** START INPUT DATA **

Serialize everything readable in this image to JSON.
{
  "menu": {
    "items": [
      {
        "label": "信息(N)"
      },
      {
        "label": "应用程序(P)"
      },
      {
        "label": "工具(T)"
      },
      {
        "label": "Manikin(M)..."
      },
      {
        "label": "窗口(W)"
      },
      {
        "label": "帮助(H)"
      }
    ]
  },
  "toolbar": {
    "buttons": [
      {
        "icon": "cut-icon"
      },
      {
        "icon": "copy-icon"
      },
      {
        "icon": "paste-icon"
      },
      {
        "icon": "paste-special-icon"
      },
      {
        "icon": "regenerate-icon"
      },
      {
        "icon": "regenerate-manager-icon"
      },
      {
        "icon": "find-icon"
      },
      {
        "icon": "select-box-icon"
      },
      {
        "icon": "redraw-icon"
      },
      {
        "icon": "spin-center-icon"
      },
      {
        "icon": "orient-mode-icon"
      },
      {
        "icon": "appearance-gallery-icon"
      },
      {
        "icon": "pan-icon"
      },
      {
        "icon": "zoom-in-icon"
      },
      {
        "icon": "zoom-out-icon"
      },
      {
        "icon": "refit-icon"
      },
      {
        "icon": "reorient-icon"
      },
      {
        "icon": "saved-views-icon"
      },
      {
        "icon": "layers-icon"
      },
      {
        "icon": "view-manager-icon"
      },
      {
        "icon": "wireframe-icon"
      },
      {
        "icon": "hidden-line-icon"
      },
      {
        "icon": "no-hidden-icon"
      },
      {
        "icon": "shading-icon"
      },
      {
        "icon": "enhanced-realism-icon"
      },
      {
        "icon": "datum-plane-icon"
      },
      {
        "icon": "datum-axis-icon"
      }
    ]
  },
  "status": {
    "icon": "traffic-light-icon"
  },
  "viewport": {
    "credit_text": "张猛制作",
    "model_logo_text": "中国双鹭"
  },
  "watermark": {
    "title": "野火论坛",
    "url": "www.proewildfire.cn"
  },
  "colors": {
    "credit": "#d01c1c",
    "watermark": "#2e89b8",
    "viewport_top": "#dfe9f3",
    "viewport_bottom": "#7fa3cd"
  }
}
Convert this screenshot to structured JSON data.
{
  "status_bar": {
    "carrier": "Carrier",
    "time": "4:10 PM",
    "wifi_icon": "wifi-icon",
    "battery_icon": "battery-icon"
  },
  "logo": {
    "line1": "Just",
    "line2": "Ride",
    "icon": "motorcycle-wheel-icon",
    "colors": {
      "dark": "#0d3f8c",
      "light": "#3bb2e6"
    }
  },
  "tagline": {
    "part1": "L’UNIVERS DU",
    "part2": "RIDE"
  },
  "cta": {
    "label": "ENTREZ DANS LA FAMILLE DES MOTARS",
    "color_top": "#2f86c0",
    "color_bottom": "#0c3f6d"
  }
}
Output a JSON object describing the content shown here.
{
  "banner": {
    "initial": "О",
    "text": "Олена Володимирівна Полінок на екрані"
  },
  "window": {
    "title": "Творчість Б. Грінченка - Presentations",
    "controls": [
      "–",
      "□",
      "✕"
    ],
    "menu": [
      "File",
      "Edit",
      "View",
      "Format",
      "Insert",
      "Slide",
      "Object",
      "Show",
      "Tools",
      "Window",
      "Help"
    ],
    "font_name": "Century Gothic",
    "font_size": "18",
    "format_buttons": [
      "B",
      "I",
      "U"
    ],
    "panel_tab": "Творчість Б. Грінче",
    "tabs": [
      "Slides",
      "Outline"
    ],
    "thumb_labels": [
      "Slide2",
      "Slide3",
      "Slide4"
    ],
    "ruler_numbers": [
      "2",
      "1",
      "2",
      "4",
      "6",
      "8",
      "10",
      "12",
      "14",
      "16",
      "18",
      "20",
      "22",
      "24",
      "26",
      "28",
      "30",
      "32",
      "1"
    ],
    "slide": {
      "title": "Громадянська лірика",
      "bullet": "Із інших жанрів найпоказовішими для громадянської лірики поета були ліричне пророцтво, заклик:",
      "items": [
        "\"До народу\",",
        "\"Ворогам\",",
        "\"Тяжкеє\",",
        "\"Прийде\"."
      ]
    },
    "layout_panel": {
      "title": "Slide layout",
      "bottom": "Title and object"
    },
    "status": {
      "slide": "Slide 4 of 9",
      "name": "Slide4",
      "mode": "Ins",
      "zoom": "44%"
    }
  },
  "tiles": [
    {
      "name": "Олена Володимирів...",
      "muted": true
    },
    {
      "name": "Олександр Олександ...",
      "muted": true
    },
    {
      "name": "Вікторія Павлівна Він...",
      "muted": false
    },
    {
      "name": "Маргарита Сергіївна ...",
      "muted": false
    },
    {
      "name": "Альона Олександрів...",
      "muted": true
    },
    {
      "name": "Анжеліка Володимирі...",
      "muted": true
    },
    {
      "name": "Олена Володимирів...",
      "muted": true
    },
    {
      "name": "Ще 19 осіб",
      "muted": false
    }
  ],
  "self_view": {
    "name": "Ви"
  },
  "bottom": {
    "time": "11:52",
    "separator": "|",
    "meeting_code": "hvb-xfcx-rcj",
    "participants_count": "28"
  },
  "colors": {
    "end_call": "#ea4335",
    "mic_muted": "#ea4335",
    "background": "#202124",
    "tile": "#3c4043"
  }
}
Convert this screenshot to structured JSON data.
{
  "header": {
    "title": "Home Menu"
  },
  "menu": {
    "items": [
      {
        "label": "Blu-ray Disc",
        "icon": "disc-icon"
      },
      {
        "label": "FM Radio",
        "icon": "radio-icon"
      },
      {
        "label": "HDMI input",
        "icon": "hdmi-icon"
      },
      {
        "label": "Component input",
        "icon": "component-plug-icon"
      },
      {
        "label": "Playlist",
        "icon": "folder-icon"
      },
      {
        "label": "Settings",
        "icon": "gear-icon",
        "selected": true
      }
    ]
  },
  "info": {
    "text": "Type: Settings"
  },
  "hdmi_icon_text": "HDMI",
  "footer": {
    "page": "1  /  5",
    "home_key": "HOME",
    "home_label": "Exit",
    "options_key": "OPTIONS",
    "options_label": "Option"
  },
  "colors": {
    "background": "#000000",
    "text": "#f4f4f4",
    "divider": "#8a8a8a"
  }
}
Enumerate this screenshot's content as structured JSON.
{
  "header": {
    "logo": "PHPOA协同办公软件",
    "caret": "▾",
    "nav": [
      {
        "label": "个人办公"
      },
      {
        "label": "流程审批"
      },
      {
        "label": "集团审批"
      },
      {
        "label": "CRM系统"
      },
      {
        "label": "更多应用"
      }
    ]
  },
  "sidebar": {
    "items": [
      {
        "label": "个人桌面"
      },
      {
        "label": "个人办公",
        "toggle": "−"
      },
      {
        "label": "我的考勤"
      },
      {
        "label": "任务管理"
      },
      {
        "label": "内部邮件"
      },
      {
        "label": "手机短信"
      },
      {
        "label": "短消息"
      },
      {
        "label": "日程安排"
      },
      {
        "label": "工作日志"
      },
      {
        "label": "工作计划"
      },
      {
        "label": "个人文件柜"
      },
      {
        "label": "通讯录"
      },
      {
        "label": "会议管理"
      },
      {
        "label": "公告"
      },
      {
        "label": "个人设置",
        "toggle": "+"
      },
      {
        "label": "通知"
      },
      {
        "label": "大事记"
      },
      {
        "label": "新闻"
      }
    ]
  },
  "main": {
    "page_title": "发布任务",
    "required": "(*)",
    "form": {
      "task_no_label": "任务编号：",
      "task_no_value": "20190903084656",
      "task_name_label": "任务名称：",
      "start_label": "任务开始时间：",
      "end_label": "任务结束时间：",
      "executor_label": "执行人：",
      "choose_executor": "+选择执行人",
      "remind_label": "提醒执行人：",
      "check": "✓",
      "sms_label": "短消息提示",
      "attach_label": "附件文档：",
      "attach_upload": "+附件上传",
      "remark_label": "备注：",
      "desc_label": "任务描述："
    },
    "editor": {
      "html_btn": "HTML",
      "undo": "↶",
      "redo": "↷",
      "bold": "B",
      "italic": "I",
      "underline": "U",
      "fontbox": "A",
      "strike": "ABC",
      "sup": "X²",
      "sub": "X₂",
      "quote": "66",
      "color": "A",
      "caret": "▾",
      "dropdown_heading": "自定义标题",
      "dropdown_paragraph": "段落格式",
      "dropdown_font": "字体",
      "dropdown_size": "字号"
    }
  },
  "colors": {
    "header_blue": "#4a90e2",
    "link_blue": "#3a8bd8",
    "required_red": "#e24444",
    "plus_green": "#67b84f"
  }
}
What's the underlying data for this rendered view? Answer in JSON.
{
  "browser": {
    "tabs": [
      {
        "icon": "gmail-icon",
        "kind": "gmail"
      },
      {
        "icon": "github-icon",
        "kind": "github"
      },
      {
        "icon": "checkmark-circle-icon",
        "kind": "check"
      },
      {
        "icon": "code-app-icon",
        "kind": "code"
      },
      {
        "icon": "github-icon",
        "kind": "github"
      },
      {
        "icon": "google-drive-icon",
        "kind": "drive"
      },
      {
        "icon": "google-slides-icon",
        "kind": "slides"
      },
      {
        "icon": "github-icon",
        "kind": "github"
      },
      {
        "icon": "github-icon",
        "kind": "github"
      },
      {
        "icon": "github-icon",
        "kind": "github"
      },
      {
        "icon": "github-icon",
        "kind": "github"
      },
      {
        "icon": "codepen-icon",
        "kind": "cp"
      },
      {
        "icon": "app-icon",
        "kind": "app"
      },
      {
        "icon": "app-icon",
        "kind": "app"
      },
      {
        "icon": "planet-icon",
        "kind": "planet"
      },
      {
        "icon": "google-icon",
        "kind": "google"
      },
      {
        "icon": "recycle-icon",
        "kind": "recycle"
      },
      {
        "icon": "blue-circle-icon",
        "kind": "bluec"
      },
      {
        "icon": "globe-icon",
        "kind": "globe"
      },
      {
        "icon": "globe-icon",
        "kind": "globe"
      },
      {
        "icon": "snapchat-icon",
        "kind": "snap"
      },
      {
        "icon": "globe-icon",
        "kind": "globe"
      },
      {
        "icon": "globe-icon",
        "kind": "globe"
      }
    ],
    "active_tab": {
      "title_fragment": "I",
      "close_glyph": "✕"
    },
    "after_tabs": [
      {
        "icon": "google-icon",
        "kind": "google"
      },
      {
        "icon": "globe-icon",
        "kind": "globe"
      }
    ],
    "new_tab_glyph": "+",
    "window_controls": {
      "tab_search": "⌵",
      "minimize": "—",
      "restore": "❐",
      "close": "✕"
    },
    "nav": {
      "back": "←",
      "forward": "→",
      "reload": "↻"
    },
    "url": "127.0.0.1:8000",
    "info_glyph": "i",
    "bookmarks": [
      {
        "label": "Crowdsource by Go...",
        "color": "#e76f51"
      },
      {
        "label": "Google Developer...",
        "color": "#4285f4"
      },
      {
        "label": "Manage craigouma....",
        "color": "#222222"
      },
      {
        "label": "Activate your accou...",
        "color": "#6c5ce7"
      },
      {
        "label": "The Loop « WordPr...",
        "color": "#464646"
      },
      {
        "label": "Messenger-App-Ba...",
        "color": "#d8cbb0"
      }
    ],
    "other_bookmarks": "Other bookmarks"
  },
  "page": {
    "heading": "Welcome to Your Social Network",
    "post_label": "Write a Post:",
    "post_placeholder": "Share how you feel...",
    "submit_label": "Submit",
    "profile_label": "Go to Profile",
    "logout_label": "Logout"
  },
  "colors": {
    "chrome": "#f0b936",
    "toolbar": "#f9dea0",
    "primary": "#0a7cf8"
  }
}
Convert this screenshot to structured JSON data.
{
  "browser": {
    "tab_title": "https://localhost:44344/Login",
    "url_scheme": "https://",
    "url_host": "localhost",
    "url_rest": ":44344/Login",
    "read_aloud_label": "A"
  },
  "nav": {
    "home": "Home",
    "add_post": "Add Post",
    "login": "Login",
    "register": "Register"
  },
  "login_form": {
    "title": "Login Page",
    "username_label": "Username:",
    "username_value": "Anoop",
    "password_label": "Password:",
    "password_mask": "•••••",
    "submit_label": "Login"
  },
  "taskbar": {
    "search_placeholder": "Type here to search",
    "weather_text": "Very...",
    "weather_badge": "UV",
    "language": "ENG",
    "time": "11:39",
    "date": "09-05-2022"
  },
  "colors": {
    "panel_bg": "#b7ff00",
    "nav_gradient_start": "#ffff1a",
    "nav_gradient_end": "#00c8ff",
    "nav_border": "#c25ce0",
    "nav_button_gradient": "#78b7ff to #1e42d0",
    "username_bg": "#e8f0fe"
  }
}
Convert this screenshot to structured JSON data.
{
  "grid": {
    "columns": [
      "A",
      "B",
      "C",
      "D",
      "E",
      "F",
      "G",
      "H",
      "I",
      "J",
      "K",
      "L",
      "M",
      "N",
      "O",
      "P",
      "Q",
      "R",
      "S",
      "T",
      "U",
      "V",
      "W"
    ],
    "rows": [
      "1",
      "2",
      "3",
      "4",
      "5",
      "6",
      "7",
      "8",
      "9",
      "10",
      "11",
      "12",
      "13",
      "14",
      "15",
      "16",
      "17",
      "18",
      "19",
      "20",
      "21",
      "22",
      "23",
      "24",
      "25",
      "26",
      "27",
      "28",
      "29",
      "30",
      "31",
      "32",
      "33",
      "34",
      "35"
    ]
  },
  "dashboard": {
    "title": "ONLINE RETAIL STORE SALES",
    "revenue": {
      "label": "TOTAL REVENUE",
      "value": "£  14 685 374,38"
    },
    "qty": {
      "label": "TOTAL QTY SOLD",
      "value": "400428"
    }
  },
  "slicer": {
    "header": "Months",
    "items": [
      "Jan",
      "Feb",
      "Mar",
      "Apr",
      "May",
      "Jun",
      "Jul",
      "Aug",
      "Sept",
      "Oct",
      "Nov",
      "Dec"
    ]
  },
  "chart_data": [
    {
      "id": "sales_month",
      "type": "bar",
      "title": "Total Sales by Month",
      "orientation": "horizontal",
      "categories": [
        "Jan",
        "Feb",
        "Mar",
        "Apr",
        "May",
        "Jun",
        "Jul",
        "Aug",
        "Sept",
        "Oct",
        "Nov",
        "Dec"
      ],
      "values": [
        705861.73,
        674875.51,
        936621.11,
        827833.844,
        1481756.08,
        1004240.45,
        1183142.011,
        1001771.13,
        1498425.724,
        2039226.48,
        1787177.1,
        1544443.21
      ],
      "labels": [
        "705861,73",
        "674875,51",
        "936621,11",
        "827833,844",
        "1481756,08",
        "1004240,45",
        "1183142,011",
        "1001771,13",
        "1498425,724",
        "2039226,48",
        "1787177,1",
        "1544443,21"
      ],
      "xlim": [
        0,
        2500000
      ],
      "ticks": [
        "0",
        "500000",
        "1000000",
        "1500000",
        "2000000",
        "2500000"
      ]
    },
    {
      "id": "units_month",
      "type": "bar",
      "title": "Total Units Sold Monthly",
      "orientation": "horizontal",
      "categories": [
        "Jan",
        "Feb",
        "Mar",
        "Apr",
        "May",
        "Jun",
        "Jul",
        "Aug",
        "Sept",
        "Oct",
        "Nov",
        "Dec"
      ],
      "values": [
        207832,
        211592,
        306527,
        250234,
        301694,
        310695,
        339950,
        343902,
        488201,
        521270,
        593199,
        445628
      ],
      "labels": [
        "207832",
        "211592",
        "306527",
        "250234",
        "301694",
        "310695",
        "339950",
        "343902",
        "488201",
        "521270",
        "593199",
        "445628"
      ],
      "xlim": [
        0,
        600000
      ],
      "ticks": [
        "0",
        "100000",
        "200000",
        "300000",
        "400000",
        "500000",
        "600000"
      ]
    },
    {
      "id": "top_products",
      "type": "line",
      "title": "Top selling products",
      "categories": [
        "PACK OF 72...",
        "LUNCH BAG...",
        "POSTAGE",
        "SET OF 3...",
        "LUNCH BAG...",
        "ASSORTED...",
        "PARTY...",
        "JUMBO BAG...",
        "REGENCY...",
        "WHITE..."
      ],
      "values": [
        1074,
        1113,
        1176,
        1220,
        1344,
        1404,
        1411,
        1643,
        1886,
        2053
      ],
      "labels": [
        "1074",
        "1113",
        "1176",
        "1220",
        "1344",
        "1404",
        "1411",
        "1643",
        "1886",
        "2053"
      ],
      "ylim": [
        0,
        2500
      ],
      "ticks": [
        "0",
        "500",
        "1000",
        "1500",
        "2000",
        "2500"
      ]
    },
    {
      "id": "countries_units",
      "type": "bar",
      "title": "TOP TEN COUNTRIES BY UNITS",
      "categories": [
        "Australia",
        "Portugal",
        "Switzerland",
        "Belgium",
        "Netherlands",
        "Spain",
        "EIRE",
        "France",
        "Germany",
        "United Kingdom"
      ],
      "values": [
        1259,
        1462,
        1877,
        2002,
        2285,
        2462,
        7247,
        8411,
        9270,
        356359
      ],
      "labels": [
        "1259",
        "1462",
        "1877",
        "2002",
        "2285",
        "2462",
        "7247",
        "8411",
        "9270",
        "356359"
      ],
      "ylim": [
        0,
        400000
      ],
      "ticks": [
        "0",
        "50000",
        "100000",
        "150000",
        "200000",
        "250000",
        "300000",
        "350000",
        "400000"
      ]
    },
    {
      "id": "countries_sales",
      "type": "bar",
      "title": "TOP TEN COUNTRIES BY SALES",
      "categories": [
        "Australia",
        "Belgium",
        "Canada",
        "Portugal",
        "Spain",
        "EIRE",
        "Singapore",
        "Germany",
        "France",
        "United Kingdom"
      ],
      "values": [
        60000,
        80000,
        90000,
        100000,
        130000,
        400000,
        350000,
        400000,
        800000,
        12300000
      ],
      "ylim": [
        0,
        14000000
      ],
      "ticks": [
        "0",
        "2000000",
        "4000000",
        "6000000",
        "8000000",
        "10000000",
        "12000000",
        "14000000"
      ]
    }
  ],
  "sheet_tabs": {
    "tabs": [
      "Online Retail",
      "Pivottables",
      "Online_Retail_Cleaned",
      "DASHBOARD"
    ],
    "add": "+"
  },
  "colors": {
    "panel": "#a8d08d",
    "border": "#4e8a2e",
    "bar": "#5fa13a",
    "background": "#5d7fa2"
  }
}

** END INPUT DATA **

## [TASK]
Report back each line of the entries that holds the string "zoom".

## [ANSWER TO THE PROBLEM]
        "icon": "zoom-in-icon"
        "icon": "zoom-out-icon"
      "zoom": "44%"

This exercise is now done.